**WHAT TO PRODUCE:** The required output is the exact sequence of lines from the line holding "Output a JSON" to the end of the records, inclusive.

Collected data entries:
..........

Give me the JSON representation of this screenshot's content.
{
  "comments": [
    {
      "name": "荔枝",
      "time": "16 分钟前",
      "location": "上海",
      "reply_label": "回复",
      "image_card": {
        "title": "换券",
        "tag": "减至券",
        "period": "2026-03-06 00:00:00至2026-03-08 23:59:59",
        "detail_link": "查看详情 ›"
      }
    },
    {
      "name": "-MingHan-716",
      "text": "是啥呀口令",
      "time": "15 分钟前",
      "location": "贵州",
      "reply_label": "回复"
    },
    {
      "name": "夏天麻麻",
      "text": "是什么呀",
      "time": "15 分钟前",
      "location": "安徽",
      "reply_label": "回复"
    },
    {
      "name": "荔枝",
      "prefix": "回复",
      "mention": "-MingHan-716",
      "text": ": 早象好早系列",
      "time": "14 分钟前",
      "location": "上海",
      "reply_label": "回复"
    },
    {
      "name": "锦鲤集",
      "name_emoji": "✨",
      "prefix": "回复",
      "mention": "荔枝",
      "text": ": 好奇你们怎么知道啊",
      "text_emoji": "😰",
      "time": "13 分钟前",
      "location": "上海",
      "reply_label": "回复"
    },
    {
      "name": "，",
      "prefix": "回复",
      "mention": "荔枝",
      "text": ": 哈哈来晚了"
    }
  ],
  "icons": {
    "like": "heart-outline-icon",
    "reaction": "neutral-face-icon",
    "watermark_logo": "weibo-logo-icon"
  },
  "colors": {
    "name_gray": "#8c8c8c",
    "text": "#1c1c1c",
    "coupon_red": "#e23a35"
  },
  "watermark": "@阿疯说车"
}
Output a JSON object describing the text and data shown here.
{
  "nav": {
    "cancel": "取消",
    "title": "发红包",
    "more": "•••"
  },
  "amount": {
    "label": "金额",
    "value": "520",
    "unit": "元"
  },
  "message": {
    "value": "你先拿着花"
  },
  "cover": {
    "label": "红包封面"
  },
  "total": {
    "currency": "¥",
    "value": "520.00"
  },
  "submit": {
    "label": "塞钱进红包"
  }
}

..........

**OUTPUT OF THE EXERCISE:**
Output a JSON object describing the text and data shown here.
{
  "nav": {
    "cancel": "取消",
    "title": "发红包",
    "more": "•••"
  },
  "amount": {
    "label": "金额",
    "value": "520",
    "unit": "元"
  },
  "message": {
    "value": "你先拿着花"
  },
  "cover": {
    "label": "红包封面"
  },
  "total": {
    "currency": "¥",
    "value": "520.00"
  },
  "submit": {
    "label": "塞钱进红包"
  }
}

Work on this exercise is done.